Records from a data collection:
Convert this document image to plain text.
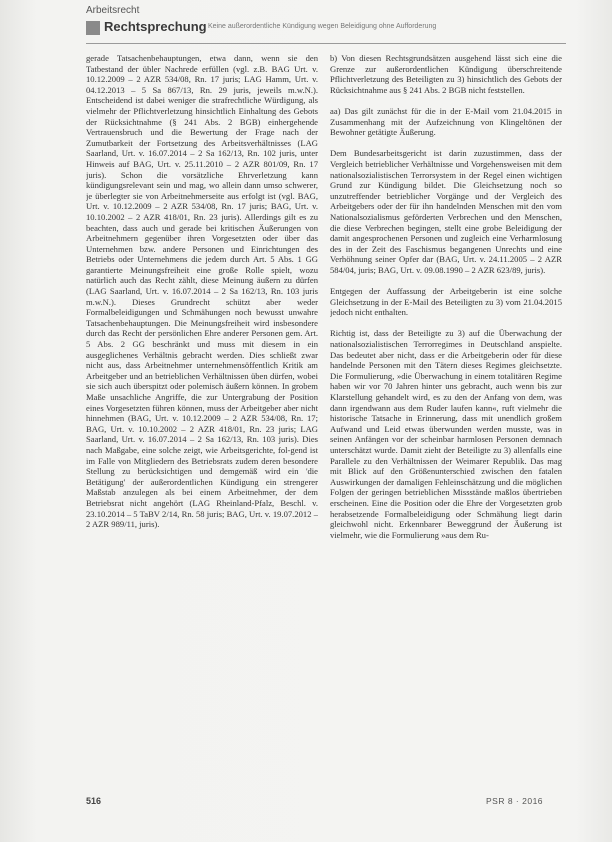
Arbeitsrecht
Rechtsprechung Keine außerordentliche Kündigung wegen Beleidigung ohne Aufforderung

gerade Tatsachenbehauptungen, etwa dann, wenn sie den Tatbestand der übler Nachrede erfüllen (vgl. z.B. BAG Urt. v. 10.12.2009 – 2 AZR 534/08, Rn. 17 juris; LAG Hamm, Urt. v. 04.12.2013 – 5 Sa 867/13, Rn. 29 juris, jeweils m.w.N.). Entscheidend ist dabei weniger die strafrechtliche Würdigung, als vielmehr der Pflichtverletzung hinsichtlich Einhaltung des Gebots der Rücksichtnahme (§ 241 Abs. 2 BGB) einhergehende Vertrauensbruch und die Bewertung der Frage nach der Zumutbarkeit der Fortsetzung des Arbeitsverhältnisses (LAG Saarland, Urt. v. 16.07.2014 – 2 Sa 162/13, Rn. 102 juris, unter Hinweis auf BAG, Urt. v. 25.11.2010 – 2 AZR 801/09, Rn. 17 juris). Schon die vorsätzliche Ehrverletzung kann kündigungsrelevant sein und mag, wo allein dann umso schwerer, je überlegter sie von Arbeitnehmerseite aus erfolgt ist (vgl. BAG, Urt. v. 10.12.2009 – 2 AZR 534/08, Rn. 17 juris; BAG, Urt. v. 10.10.2002 – 2 AZR 418/01, Rn. 23 juris). Allerdings gilt es zu beachten, dass auch und gerade bei kritischen Äußerungen von Arbeitnehmern gegenüber ihren Vorgesetzten oder über das Unternehmen bzw. andere Personen und Einrichtungen des Betriebs oder Unternehmens die jedem durch Art. 5 Abs. 1 GG garantierte Meinungsfreiheit eine große Rolle spielt, wozu natürlich auch das Recht zählt, diese Meinung äußern zu dürfen (LAG Saarland, Urt. v. 16.07.2014 – 2 Sa 162/13, Rn. 103 juris m.w.N.). Dieses Grundrecht schützt aber weder Formalbeleidigungen und Schmähungen noch bewusst unwahre Tatsachenbehauptungen. Die Meinungsfreiheit wird insbesondere durch das Recht der persönlichen Ehre anderer Personen gem. Art. 5 Abs. 2 GG beschränkt und muss mit diesem in ein ausgeglichenes Verhältnis gebracht werden. Dies schließt zwar nicht aus, dass Arbeitnehmer unternehmensöffentlich Kritik am Arbeitgeber und an betrieblichen Verhältnissen üben dürfen, wobei sie sich auch überspitzt oder polemisch äußern können. In grobem Maße unsachliche Angriffe, die zur Untergrabung der Position eines Vorgesetzten führen können, muss der Arbeitgeber aber nicht hinnehmen (BAG, Urt. v. 10.12.2009 – 2 AZR 534/08, Rn. 17; BAG, Urt. v. 10.10.2002 – 2 AZR 418/01, Rn. 23 juris; LAG Saarland, Urt. v. 16.07.2014 – 2 Sa 162/13, Rn. 103 juris). Dies nach Maßgabe, eine solche zeigt, wie Arbeitsgerichte, fol-gend ist im Falle von Mitgliedern des Betriebsrats zudem deren besondere Stellung zu berücksichtigen und demgemäß wird ein 'die Betätigung' der außerordentlichen Kündigung ein strengerer Maßstab anzulegen als bei einem Arbeitnehmer, der dem Betriebsrat nicht angehört (LAG Rheinland-Pfalz, Beschl. v. 23.10.2014 – 5 TaBV 2/14, Rn. 58 juris; BAG, Urt. v. 19.07.2012 – 2 AZR 989/11, juris).

b) Von diesen Rechtsgrundsätzen ausgehend lässt sich eine die Grenze zur außerordentlichen Kündigung überschreitende Pflichtverletzung des Beteiligten zu 3) hinsichtlich des Gebots der Rücksichtnahme aus § 241 Abs. 2 BGB nicht feststellen.

aa) Das gilt zunächst für die in der E-Mail vom 21.04.2015 in Zusammenhang mit der Aufzeichnung von Klingeltönen der Bewohner getätigte Äußerung.

Dem Bundesarbeitsgericht ist darin zuzustimmen, dass der Vergleich betrieblicher Verhältnisse und Vorgehensweisen mit dem nationalsozialistischen Terrorsystem in der Regel einen wichtigen Grund zur Kündigung bildet. Die Gleichsetzung noch so unzutreffender betrieblicher Vorgänge und der Vergleich des Arbeitgebers oder der für ihn handelnden Menschen mit den vom Nationalsozialismus geförderten Verbrechen und den Menschen, die diese Verbrechen begingen, stellt eine grobe Beleidigung der damit angesprochenen Personen und zugleich eine Verharmlosung des in der Zeit des Faschismus begangenen Unrechts und eine Verhöhnung seiner Opfer dar (BAG, Urt. v. 24.11.2005 – 2 AZR 584/04, juris; BAG, Urt. v. 09.08.1990 – 2 AZR 623/89, juris).

Entgegen der Auffassung der Arbeitgeberin ist eine solche Gleichsetzung in der E-Mail des Beteiligten zu 3) vom 21.04.2015 jedoch nicht enthalten.

Richtig ist, dass der Beteiligte zu 3) auf die Überwachung der nationalsozialistischen Terrorregimes in Deutschland anspielte. Das bedeutet aber nicht, dass er die Arbeitgeberin oder für diese handelnde Personen mit den Tätern dieses Regimes gleichsetzte. Die Formulierung, »die Überwachung in einem totalitären Regime haben wir vor 70 Jahren hinter uns gebracht, auch wenn bis zur Klarstellung gehandelt wird, es zu den der Anfang von dem, was dann irgendwann aus dem Ruder laufen kann«, ruft vielmehr die historische Tatsache in Erinnerung, dass mit unendlich großem Aufwand und Leid etwas überwunden werden musste, was in seinen Anfängen vor der scheinbar harmlosen Personen demnach unterschätzt wurde. Damit zieht der Beteiligte zu 3) allenfalls eine Parallele zu den Verhältnissen der Weimarer Republik. Das mag mit Blick auf den Größenunterschied zwischen den fatalen Auswirkungen der damaligen Fehleinschätzung und die möglichen Folgen der geringen betrieblichen Missstände maßlos übertrieben erscheinen. Eine die Position oder die Ehre der Vorgesetzten grob herabsetzende Formalbeleidigung oder Schmähung liegt darin gleichwohl nicht. Erkennbarer Beweggrund der Äußerung ist vielmehr, wie die Formulierung »aus dem Ru-

516	PSR 8 · 2016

What is expected: Copy all lines above containing the string "Mail".

Full solution:
aa) Das gilt zunächst für die in der E-Mail vom 21.04.2015 in Zusammenhang mit der Aufzeichnung von Klingeltönen der Bewohner getätigte Äußerung.
Entgegen der Auffassung der Arbeitgeberin ist eine solche Gleichsetzung in der E-Mail des Beteiligten zu 3) vom 21.04.2015 jedoch nicht enthalten.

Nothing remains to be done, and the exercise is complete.